::: Document excerpt :::
= Saflieni phase =

Archaeological phase of Maltese prehistory

The Saflieni phase is one of the eleven phases of Maltese prehistory, the fourth of five in the middle or Temple period. It is named for the Ħal Saflieni Hypogeum, an underground temple complex now recognised as a World Heritage Site by UNESCO, which was built mainly in this period.

e hMaltese prehistoric chronology (Based on recalibrated radiocarbon dating)
| Period | Phase | Dates BC c. |
| Neolithic (5900–4100 BC) | Għar Dalam | 5900–4500 BC |
| Grey Skorba | 4500–4400 BC |
| Red Skorba | 4400–4100 BC |
| Temple Period (4100–2500 BC) | Żebbuġ | 4100–3800 BC |
| Mġarr | 3800–3600 BC |
| Ġgantija | 3600–3000 BC |
| Saflieni | 3300–3000 BC |
| Tarxien | 3000–2500 BC |
| Bronze Age (2500–700 BC) | Tarxien Cemetery | 2500–1500 BC |
| Borġ in-Nadur | 1500–700 BC |
| Baħrija | 900–700 BC |

==Overview==
The Saflieni phase, from approximately 3300–3000 BC, is a brief transitional phase between the Ġgantija and Tarxien phases, the two main phases during which the principal Megalithic temples of Malta were built. Saflieni-phase ceramics may provide a useful indication of separation between the two long phases. They have been recovered from a number of Megalithic sites, including: the top level of the remains at Santa Verna at Xagħra in Gozo; from the eastern part of the temple of Ta' Ħaġrat in Mġarr; and from the lower levels of the east temple at Skorba.
::: Given entries :::
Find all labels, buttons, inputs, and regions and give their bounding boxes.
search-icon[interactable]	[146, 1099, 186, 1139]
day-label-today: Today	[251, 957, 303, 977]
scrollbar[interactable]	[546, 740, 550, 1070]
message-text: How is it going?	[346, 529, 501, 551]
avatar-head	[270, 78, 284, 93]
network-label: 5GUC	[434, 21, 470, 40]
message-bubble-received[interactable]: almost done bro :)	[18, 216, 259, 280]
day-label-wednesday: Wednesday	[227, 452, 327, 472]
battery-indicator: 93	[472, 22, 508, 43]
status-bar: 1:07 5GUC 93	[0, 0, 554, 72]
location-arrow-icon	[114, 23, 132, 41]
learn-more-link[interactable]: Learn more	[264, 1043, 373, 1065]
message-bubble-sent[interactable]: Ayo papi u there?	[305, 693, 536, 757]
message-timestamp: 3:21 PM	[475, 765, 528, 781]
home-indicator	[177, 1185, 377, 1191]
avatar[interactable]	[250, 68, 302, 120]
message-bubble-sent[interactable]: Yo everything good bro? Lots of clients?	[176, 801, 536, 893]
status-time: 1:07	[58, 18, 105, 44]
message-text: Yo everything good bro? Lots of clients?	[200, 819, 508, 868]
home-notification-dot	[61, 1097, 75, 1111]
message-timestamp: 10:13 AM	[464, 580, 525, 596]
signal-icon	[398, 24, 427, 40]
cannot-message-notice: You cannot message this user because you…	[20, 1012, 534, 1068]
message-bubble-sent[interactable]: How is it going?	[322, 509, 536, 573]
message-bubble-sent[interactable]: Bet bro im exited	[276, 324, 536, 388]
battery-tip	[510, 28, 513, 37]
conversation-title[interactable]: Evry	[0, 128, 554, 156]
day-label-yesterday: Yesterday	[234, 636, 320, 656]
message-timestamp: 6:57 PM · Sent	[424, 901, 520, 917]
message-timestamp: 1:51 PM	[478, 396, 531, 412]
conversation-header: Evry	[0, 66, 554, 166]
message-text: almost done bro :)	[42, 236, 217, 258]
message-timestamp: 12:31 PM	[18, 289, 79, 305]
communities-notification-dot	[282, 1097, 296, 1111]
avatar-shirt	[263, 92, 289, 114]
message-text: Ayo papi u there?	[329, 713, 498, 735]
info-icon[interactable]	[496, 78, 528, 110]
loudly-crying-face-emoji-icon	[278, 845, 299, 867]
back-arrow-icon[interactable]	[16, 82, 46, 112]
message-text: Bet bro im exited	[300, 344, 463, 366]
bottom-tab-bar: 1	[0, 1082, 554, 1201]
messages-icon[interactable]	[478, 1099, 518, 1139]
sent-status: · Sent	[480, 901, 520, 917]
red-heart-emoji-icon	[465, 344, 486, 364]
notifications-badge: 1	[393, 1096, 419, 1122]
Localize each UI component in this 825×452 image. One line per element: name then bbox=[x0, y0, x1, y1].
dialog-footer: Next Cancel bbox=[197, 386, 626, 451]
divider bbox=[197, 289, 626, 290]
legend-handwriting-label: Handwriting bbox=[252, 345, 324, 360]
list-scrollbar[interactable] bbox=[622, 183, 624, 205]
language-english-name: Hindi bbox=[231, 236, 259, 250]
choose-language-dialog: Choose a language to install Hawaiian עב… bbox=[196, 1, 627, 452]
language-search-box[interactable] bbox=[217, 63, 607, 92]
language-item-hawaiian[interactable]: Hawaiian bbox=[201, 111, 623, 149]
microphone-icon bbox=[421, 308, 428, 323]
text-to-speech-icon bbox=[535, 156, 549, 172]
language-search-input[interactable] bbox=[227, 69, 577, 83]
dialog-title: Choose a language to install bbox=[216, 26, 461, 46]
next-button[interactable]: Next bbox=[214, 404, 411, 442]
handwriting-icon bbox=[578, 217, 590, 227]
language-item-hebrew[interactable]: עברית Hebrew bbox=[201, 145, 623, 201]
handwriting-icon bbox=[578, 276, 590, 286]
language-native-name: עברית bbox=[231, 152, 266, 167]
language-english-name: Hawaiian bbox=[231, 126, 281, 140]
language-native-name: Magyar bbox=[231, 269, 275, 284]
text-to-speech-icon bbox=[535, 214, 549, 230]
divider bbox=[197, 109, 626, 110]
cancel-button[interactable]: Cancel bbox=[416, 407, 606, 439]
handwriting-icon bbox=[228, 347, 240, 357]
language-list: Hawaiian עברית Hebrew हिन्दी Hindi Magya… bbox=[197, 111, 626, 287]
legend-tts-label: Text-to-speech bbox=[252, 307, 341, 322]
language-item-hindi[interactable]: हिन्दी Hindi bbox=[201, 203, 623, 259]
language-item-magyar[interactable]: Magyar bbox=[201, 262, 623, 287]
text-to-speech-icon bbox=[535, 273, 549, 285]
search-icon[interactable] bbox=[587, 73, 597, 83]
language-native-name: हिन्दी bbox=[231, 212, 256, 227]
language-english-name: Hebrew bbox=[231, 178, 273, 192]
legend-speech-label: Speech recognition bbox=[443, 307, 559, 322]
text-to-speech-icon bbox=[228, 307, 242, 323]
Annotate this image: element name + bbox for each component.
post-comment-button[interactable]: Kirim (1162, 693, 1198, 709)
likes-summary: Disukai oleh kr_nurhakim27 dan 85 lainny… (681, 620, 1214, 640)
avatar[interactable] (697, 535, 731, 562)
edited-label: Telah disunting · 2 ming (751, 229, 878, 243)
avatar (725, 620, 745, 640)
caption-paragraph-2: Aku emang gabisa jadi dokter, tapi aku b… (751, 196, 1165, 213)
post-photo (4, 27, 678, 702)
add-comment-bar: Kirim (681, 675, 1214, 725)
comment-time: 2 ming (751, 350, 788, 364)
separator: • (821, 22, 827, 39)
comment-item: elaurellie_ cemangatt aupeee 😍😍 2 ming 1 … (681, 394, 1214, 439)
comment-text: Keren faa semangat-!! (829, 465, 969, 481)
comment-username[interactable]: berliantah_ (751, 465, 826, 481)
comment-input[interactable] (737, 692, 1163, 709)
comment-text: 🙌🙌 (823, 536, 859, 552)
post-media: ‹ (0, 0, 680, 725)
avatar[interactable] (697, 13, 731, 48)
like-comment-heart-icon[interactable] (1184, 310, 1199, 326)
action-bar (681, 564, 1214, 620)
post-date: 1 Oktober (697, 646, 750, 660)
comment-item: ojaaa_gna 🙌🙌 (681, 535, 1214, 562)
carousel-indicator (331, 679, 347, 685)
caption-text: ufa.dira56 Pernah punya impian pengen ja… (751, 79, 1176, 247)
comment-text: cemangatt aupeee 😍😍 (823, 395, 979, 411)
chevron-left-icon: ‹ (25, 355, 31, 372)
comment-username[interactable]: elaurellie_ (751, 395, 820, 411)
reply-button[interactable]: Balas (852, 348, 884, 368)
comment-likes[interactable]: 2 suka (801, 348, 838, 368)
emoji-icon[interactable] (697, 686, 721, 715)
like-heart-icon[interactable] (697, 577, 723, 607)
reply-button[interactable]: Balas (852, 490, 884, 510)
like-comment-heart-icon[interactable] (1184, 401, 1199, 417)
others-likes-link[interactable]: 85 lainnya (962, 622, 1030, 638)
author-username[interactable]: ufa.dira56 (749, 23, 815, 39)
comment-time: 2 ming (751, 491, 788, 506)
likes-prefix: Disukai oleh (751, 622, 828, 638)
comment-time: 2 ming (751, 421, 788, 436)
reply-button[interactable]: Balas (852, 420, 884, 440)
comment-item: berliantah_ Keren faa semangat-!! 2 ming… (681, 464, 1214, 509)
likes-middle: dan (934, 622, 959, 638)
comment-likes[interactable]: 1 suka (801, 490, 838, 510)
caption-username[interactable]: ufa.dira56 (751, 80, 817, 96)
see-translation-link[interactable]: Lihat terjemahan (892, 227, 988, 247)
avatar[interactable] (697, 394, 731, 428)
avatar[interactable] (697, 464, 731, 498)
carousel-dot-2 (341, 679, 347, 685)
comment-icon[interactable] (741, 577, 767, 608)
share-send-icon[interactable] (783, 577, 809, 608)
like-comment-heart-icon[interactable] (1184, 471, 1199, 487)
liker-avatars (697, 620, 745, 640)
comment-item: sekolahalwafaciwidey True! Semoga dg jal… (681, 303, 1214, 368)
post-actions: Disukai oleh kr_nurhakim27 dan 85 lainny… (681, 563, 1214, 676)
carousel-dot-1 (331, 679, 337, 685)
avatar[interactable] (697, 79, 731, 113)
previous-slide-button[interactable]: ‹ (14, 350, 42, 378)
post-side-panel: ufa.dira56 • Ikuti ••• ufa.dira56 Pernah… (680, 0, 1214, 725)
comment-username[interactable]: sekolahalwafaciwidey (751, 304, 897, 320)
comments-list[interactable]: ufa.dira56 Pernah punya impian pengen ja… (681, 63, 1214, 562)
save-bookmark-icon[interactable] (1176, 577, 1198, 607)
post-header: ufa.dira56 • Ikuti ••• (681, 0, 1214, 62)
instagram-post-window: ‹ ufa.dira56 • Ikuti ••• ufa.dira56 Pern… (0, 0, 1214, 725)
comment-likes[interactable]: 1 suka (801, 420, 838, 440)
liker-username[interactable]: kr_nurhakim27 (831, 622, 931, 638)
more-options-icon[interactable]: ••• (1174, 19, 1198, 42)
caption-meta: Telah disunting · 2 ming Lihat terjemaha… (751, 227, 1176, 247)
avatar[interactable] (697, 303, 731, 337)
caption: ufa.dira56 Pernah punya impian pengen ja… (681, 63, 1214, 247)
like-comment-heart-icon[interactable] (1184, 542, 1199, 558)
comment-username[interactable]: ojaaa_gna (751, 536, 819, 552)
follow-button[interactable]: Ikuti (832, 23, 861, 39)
:::
### Requirement 1:
In the Saflieni phase text, what is the phase named after?
### Requirement 2:
Using the Saflieni phase text, mark each statement yes or no and quote the words that decide it. (a) The Saflieni phase is the fourth of five phases in the Temple period. (b) Saflieni-phase ceramics came from the western part of the temple of Ta' Ħaġrat. (c) The Saflieni phase is a long phase.

### Answer box 1:
The Ħal Saflieni Hypogeum, an underground temple complex.

### Answer box 2:
(a) Yes: "the fourth of five in the middle or Temple period"
(b) No: "from the eastern part of the temple of Ta' Ħaġrat in Mġarr"
(c) No: "a brief transitional phase between the Ġgantija and Tarxien phases"